[Records from a dataset]
* * * * * * * * *
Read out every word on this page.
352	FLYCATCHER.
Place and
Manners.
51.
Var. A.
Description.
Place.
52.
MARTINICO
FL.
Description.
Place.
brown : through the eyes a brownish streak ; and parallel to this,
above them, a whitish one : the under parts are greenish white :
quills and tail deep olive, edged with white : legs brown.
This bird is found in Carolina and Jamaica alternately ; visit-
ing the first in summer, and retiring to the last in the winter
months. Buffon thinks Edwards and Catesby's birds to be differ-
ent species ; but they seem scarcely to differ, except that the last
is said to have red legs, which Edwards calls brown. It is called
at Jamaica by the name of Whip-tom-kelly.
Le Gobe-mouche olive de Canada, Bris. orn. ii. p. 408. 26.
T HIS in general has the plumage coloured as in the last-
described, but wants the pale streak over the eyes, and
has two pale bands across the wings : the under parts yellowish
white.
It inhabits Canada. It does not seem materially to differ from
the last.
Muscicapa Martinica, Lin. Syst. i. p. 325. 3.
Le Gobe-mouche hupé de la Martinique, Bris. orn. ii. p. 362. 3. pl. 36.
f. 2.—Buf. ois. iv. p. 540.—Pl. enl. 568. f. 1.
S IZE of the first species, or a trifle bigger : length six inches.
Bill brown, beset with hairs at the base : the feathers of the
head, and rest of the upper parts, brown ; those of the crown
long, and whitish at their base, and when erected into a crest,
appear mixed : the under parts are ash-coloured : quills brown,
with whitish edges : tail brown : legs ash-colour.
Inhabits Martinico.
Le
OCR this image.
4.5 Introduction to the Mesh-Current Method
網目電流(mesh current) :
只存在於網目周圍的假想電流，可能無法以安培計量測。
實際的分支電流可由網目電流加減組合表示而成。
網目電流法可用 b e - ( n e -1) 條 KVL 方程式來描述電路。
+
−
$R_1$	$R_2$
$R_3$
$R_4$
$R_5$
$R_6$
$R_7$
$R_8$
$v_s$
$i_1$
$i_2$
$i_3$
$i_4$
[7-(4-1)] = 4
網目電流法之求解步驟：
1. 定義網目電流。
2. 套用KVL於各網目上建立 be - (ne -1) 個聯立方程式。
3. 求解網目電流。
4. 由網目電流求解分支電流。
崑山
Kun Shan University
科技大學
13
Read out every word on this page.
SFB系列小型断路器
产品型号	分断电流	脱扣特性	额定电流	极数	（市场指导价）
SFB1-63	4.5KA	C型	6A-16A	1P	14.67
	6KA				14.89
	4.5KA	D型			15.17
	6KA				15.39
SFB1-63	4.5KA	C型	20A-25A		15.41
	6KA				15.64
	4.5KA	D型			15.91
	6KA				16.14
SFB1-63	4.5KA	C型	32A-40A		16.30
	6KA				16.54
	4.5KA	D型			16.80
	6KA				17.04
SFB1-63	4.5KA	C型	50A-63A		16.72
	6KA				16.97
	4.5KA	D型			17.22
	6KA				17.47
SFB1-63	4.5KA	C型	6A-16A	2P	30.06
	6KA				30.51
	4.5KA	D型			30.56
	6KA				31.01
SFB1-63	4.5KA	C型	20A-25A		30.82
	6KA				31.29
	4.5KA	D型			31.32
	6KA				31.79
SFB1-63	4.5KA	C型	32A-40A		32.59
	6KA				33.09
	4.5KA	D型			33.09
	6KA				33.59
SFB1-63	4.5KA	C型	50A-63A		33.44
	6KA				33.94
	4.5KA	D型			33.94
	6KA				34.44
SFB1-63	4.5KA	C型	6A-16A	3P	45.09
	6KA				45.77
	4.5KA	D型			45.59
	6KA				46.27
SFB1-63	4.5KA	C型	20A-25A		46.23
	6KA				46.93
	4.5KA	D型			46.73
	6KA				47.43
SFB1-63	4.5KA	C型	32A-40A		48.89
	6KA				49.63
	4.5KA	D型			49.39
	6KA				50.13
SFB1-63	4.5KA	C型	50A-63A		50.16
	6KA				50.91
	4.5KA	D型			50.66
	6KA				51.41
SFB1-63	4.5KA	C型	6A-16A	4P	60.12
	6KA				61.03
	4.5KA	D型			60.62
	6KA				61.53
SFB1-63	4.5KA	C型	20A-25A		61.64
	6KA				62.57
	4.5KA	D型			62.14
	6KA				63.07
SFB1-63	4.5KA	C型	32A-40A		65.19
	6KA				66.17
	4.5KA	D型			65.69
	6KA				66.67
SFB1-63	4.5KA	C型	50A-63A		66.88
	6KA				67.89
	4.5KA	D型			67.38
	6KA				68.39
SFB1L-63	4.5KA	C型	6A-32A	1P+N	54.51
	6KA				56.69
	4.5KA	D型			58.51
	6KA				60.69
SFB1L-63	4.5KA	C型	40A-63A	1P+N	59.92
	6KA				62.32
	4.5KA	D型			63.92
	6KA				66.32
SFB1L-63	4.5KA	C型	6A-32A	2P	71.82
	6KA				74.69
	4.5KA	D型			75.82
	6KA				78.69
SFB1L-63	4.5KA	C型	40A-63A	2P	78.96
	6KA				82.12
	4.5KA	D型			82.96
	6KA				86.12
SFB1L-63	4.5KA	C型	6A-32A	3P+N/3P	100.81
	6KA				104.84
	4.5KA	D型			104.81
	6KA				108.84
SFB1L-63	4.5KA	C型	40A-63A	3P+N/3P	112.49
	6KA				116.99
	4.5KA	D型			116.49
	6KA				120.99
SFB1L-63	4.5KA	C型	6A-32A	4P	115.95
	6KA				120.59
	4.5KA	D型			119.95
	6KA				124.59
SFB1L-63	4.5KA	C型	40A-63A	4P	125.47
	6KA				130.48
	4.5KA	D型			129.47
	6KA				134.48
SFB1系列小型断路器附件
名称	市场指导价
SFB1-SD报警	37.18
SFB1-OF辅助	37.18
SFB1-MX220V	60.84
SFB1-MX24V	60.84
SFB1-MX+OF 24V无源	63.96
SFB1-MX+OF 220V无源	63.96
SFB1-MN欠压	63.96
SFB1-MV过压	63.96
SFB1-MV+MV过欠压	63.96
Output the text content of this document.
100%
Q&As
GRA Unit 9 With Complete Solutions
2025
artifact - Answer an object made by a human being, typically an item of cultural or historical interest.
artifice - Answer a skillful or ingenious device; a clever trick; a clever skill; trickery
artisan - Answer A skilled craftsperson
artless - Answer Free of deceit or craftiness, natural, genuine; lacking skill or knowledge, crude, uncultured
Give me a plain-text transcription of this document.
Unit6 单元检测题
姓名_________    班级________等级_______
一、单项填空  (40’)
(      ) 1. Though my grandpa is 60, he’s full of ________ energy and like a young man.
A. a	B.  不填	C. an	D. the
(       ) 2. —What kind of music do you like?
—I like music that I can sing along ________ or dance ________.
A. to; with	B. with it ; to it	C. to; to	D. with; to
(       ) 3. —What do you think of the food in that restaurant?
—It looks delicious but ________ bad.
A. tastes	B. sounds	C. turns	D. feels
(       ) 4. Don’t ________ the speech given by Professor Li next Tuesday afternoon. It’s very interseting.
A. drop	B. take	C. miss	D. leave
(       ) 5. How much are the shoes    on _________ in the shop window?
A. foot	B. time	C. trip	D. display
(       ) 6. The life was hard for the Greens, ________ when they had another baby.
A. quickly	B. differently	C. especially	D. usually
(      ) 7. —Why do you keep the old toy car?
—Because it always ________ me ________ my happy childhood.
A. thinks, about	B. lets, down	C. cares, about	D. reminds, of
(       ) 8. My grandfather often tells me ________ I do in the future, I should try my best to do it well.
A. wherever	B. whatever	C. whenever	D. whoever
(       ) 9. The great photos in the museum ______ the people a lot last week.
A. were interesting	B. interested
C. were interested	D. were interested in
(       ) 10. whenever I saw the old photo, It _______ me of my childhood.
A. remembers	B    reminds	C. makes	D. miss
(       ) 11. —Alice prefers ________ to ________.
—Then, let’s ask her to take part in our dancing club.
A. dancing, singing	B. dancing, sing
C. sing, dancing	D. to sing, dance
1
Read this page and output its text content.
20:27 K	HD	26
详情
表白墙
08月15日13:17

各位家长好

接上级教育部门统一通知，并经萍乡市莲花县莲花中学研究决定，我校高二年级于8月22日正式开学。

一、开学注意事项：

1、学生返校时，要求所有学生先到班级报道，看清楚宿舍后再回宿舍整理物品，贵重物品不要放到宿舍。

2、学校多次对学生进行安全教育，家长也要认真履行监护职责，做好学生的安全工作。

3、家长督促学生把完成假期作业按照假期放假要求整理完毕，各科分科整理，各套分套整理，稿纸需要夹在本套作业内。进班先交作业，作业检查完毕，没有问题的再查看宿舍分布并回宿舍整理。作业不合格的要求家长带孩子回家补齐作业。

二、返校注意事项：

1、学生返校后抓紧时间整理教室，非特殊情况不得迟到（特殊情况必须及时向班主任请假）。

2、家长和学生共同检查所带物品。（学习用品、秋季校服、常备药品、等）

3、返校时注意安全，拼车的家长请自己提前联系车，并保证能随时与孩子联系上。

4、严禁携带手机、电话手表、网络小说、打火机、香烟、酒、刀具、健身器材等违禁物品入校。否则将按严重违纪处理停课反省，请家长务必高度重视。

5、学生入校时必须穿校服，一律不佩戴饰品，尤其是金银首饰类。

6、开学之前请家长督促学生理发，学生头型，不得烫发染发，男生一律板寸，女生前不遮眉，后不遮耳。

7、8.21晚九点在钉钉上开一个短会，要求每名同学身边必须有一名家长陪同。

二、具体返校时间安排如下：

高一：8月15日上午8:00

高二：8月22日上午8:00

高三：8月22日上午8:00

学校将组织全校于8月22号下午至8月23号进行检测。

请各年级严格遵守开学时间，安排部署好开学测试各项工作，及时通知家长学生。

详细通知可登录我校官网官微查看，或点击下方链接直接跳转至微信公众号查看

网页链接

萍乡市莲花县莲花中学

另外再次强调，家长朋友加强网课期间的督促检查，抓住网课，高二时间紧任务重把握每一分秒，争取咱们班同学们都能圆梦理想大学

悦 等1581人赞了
* * * * * * * * *
• _To do_
Say how many lines include the word "olive"; reply with the number alone.

• _Complete output_
2